- What is needed: Print all of the data exactly.

-- Start Raw data --

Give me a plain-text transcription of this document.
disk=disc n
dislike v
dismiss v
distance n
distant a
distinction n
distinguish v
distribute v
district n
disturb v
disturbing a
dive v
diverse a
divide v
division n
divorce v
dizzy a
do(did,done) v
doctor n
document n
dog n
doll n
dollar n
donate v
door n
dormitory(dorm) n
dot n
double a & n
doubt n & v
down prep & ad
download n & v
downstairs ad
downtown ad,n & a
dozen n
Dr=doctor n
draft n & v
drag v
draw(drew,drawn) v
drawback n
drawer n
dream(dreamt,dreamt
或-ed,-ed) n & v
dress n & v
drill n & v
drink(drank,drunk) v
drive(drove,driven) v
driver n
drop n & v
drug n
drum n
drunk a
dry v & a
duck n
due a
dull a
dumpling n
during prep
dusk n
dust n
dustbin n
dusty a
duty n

-- End Raw data --

- Final result:
Give me a plain-text transcription of this document.
disk=disc n
dislike v
dismiss v
distance n
distant a
distinction n
distinguish v
distribute v
district n
disturb v
disturbing a
dive v
diverse a
divide v
division n
divorce v
dizzy a
do(did,done) v
doctor n
document n
dog n
doll n
dollar n
donate v
door n
dormitory(dorm) n
dot n
double a & n
doubt n & v
down prep & ad
download n & v
downstairs ad
downtown ad,n & a
dozen n
Dr=doctor n
draft n & v
drag v
draw(drew,drawn) v
drawback n
drawer n
dream(dreamt,dreamt
或-ed,-ed) n & v
dress n & v
drill n & v
drink(drank,drunk) v
drive(drove,driven) v
driver n
drop n & v
drug n
drum n
drunk a
dry v & a
duck n
due a
dull a
dumpling n
during prep
dusk n
dust n
dustbin n
dusty a
duty n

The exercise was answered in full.